Data records →
#####
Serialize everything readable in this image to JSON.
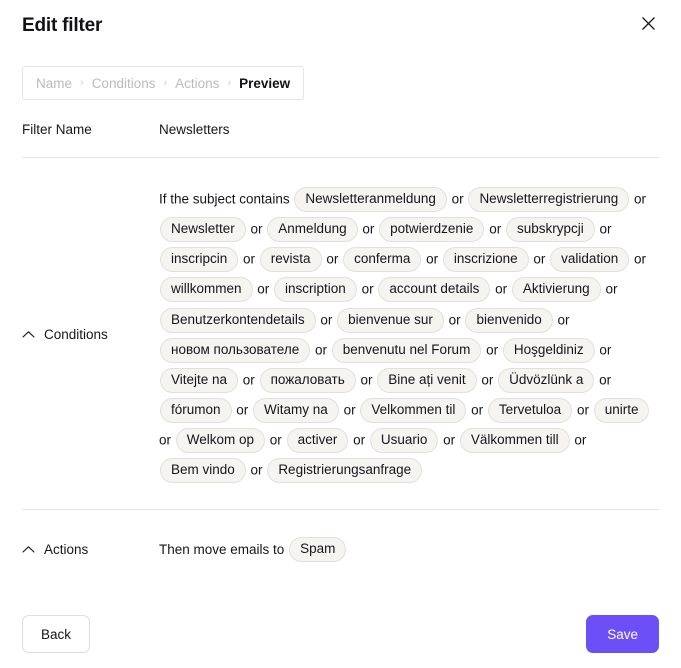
{
  "dialog": {
    "title": "Edit filter",
    "close_icon": "close-icon"
  },
  "breadcrumb": {
    "separator": "›",
    "steps": [
      {
        "label": "Name",
        "active": false
      },
      {
        "label": "Conditions",
        "active": false
      },
      {
        "label": "Actions",
        "active": false
      },
      {
        "label": "Preview",
        "active": true
      }
    ]
  },
  "rows": {
    "filter_name": {
      "label": "Filter Name",
      "value": "Newsletters"
    },
    "conditions": {
      "label": "Conditions",
      "chevron_icon": "chevron-up-icon",
      "lead_text": "If the subject contains",
      "conjunction": "or",
      "tags": [
        "Newsletteranmeldung",
        "Newsletterregistrierung",
        "Newsletter",
        "Anmeldung",
        "potwierdzenie",
        "subskrypcji",
        "inscripcin",
        "revista",
        "conferma",
        "inscrizione",
        "validation",
        "willkommen",
        "inscription",
        "account details",
        "Aktivierung",
        "Benutzerkontendetails",
        "bienvenue sur",
        "bienvenido",
        "новом пользователе",
        "benvenutu nel Forum",
        "Hoşgeldiniz",
        "Vitejte na",
        "пожаловать",
        "Bine ați venit",
        "Üdvözlünk a",
        "fórumon",
        "Witamy na",
        "Velkommen til",
        "Tervetuloa",
        "unirte",
        "Welkom op",
        "activer",
        "Usuario",
        "Välkommen till",
        "Bem vindo",
        "Registrierungsanfrage"
      ]
    },
    "actions": {
      "label": "Actions",
      "chevron_icon": "chevron-up-icon",
      "lead_text": "Then move emails to",
      "tags": [
        "Spam"
      ]
    }
  },
  "footer": {
    "back_label": "Back",
    "save_label": "Save",
    "save_color": "#6c4ff6"
  }
}
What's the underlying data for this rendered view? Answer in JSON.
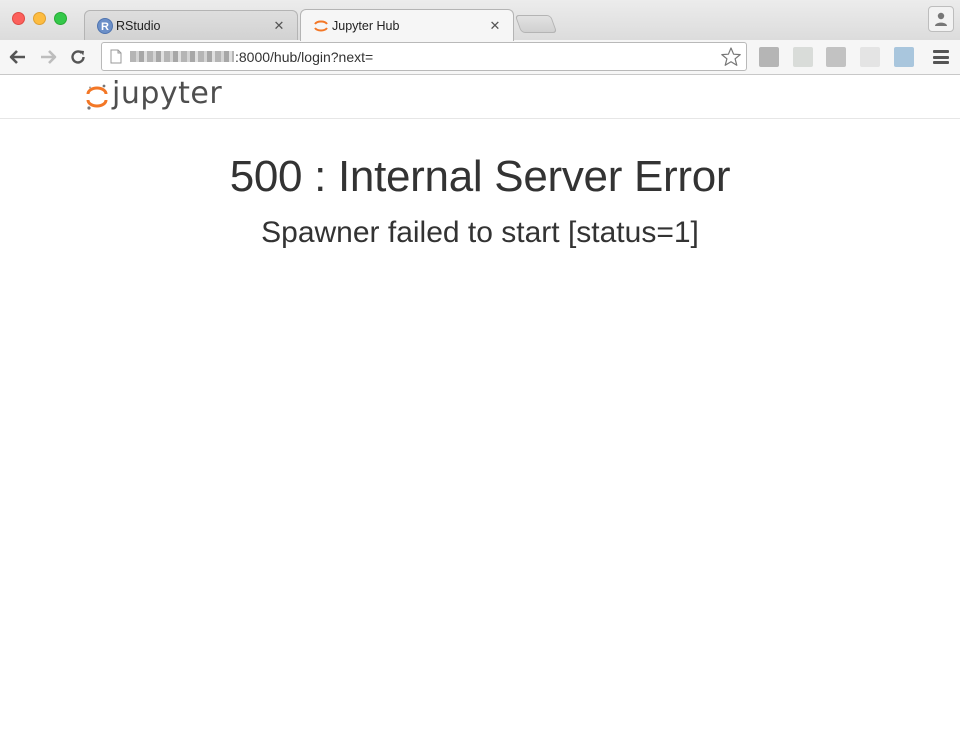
{
  "browser": {
    "tabs": [
      {
        "title": "RStudio",
        "icon": "rstudio-icon",
        "active": false
      },
      {
        "title": "Jupyter Hub",
        "icon": "jupyter-icon",
        "active": true
      }
    ],
    "address_bar": {
      "url_visible": ":8000/hub/login?next="
    }
  },
  "header": {
    "logo_text": "jupyter"
  },
  "error": {
    "title": "500 : Internal Server Error",
    "message": "Spawner failed to start [status=1]"
  },
  "colors": {
    "jupyter_orange": "#f37726",
    "text": "#333333"
  }
}
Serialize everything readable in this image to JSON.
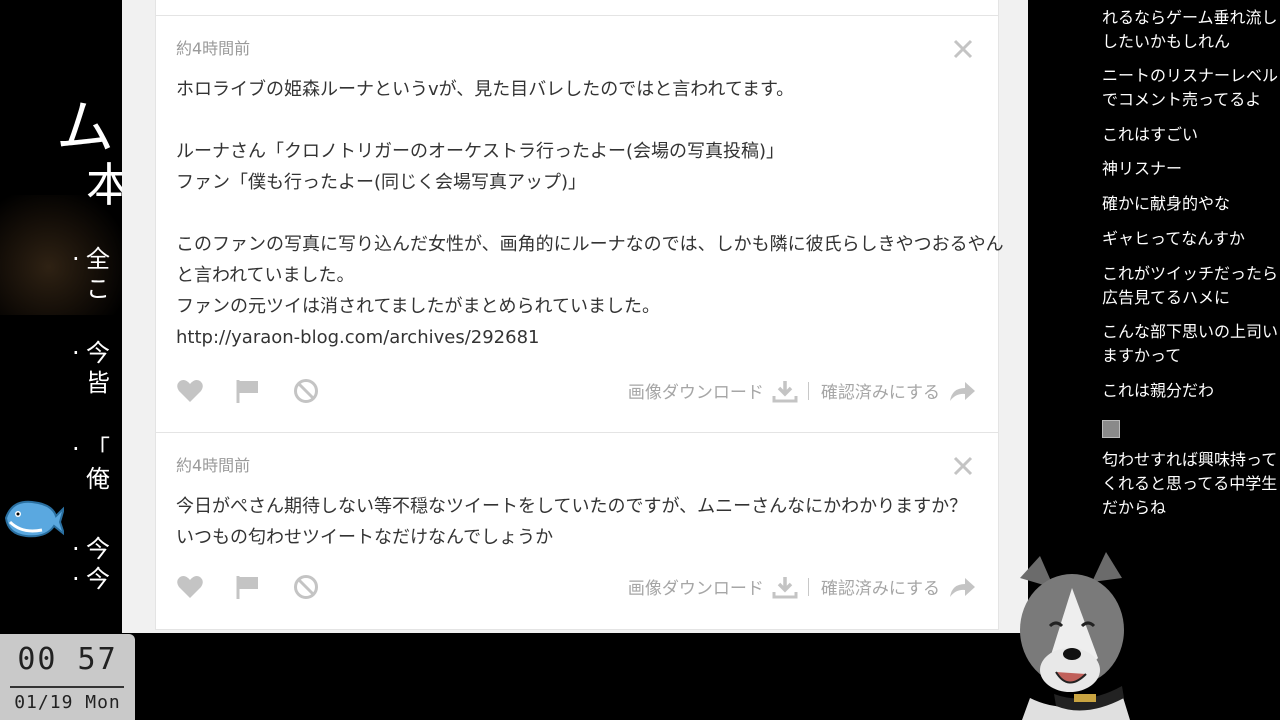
{
  "slide": {
    "heading": "ム",
    "heading2": "本",
    "bullets": [
      {
        "line1": "全",
        "line2": "こ"
      },
      {
        "line1": "今",
        "line2": "皆"
      },
      {
        "line1": "「",
        "line2": "俺"
      },
      {
        "line1": "今",
        "line2": ""
      },
      {
        "line1": "今",
        "line2": ""
      }
    ]
  },
  "clock": {
    "time": "00 57",
    "date": "01/19 Mon"
  },
  "posts": [
    {
      "time": "約4時間前",
      "lines": [
        "ホロライブの姫森ルーナというvが、見た目バレしたのではと言われてます。",
        "",
        "ルーナさん「クロノトリガーのオーケストラ行ったよー(会場の写真投稿)」",
        "ファン「僕も行ったよー(同じく会場写真アップ)」",
        "",
        "このファンの写真に写り込んだ女性が、画角的にルーナなのでは、しかも隣に彼氏らしきやつおるやん",
        "と言われていました。",
        "ファンの元ツイは消されてましたがまとめられていました。",
        "http://yaraon-blog.com/archives/292681"
      ],
      "download_label": "画像ダウンロード",
      "confirm_label": "確認済みにする"
    },
    {
      "time": "約4時間前",
      "lines": [
        "今日がぺさん期待しない等不穏なツイートをしていたのですが、ムニーさんなにかわかりますか？",
        "いつもの匂わせツイートなだけなんでしょうか"
      ],
      "download_label": "画像ダウンロード",
      "confirm_label": "確認済みにする"
    }
  ],
  "chat": [
    "れるならゲーム垂れ流し",
    "したいかもしれん",
    "ニートのリスナーレベル",
    "でコメント売ってるよ",
    "これはすごい",
    "神リスナー",
    "確かに献身的やな",
    "ギャヒってなんすか",
    "これがツイッチだったら",
    "広告見てるハメに",
    "こんな部下思いの上司い",
    "ますかって",
    "これは親分だわ",
    "匂わせすれば興味持って",
    "くれると思ってる中学生",
    "だからね"
  ],
  "icons": {
    "like": "heart-icon",
    "report": "flag-icon",
    "block": "ban-icon",
    "download": "download-icon",
    "confirm": "share-arrow-icon",
    "close": "close-icon"
  },
  "colors": {
    "panel_bg": "#f1f1f1",
    "card_bg": "#ffffff",
    "text": "#333333",
    "muted": "#9a9a9a",
    "icon": "#c4c4c4"
  }
}
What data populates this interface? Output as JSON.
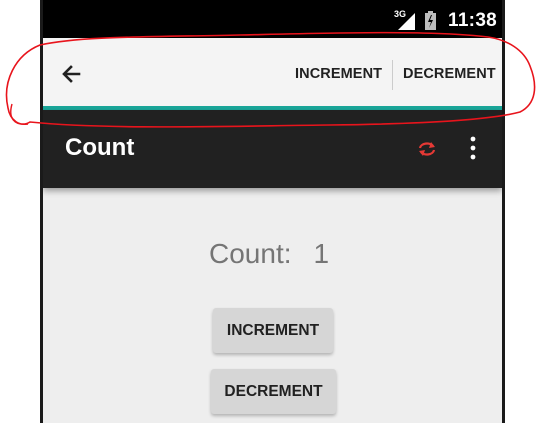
#####
Transcribe each entry precisely as given, leaving the pictures out.

Serialize everything readable in this image to JSON.
{
  "dialog": {
    "title": "Edit filter",
    "close_icon": "close-icon"
  },
  "breadcrumb": {
    "separator": "›",
    "steps": [
      {
        "label": "Name",
        "active": false
      },
      {
        "label": "Conditions",
        "active": false
      },
      {
        "label": "Actions",
        "active": false
      },
      {
        "label": "Preview",
        "active": true
      }
    ]
  },
  "rows": {
    "filter_name": {
      "label": "Filter Name",
      "value": "Newsletters"
    },
    "conditions": {
      "label": "Conditions",
      "chevron_icon": "chevron-up-icon",
      "lead_text": "If the subject contains",
      "conjunction": "or",
      "tags": [
        "Newsletteranmeldung",
        "Newsletterregistrierung",
        "Newsletter",
        "Anmeldung",
        "potwierdzenie",
        "subskrypcji",
        "inscripcin",
        "revista",
        "conferma",
        "inscrizione",
        "validation",
        "willkommen",
        "inscription",
        "account details",
        "Aktivierung",
        "Benutzerkontendetails",
        "bienvenue sur",
        "bienvenido",
        "новом пользователе",
        "benvenutu nel Forum",
        "Hoşgeldiniz",
        "Vitejte na",
        "пожаловать",
        "Bine ați venit",
        "Üdvözlünk a",
        "fórumon",
        "Witamy na",
        "Velkommen til",
        "Tervetuloa",
        "unirte",
        "Welkom op",
        "activer",
        "Usuario",
        "Välkommen till",
        "Bem vindo",
        "Registrierungsanfrage"
      ]
    },
    "actions": {
      "label": "Actions",
      "chevron_icon": "chevron-up-icon",
      "lead_text": "Then move emails to",
      "tags": [
        "Spam"
      ]
    }
  },
  "footer": {
    "back_label": "Back",
    "save_label": "Save",
    "save_color": "#6c4ff6"
  }
}
What's the underlying data for this rendered view? Answer in JSON.
{
  "browser": {
    "tabs": [
      {
        "title": "RStudio",
        "icon": "rstudio-icon",
        "active": false
      },
      {
        "title": "Jupyter Hub",
        "icon": "jupyter-icon",
        "active": true
      }
    ],
    "address_bar": {
      "url_visible": ":8000/hub/login?next="
    }
  },
  "header": {
    "logo_text": "jupyter"
  },
  "error": {
    "title": "500 : Internal Server Error",
    "message": "Spawner failed to start [status=1]"
  },
  "colors": {
    "jupyter_orange": "#f37726",
    "text": "#333333"
  }
}
Serialize everything readable in this image to JSON.
{
  "slide": {
    "heading": "ム",
    "heading2": "本",
    "bullets": [
      {
        "line1": "全",
        "line2": "こ"
      },
      {
        "line1": "今",
        "line2": "皆"
      },
      {
        "line1": "「",
        "line2": "俺"
      },
      {
        "line1": "今",
        "line2": ""
      },
      {
        "line1": "今",
        "line2": ""
      }
    ]
  },
  "clock": {
    "time": "00 57",
    "date": "01/19 Mon"
  },
  "posts": [
    {
      "time": "約4時間前",
      "lines": [
        "ホロライブの姫森ルーナというvが、見た目バレしたのではと言われてます。",
        "",
        "ルーナさん「クロノトリガーのオーケストラ行ったよー(会場の写真投稿)」",
        "ファン「僕も行ったよー(同じく会場写真アップ)」",
        "",
        "このファンの写真に写り込んだ女性が、画角的にルーナなのでは、しかも隣に彼氏らしきやつおるやん",
        "と言われていました。",
        "ファンの元ツイは消されてましたがまとめられていました。",
        "http://yaraon-blog.com/archives/292681"
      ],
      "download_label": "画像ダウンロード",
      "confirm_label": "確認済みにする"
    },
    {
      "time": "約4時間前",
      "lines": [
        "今日がぺさん期待しない等不穏なツイートをしていたのですが、ムニーさんなにかわかりますか？",
        "いつもの匂わせツイートなだけなんでしょうか"
      ],
      "download_label": "画像ダウンロード",
      "confirm_label": "確認済みにする"
    }
  ],
  "chat": [
    "れるならゲーム垂れ流し",
    "したいかもしれん",
    "ニートのリスナーレベル",
    "でコメント売ってるよ",
    "これはすごい",
    "神リスナー",
    "確かに献身的やな",
    "ギャヒってなんすか",
    "これがツイッチだったら",
    "広告見てるハメに",
    "こんな部下思いの上司い",
    "ますかって",
    "これは親分だわ",
    "匂わせすれば興味持って",
    "くれると思ってる中学生",
    "だからね"
  ],
  "icons": {
    "like": "heart-icon",
    "report": "flag-icon",
    "block": "ban-icon",
    "download": "download-icon",
    "confirm": "share-arrow-icon",
    "close": "close-icon"
  },
  "colors": {
    "panel_bg": "#f1f1f1",
    "card_bg": "#ffffff",
    "text": "#333333",
    "muted": "#9a9a9a",
    "icon": "#c4c4c4"
  }
}
What data populates this interface? Output as JSON.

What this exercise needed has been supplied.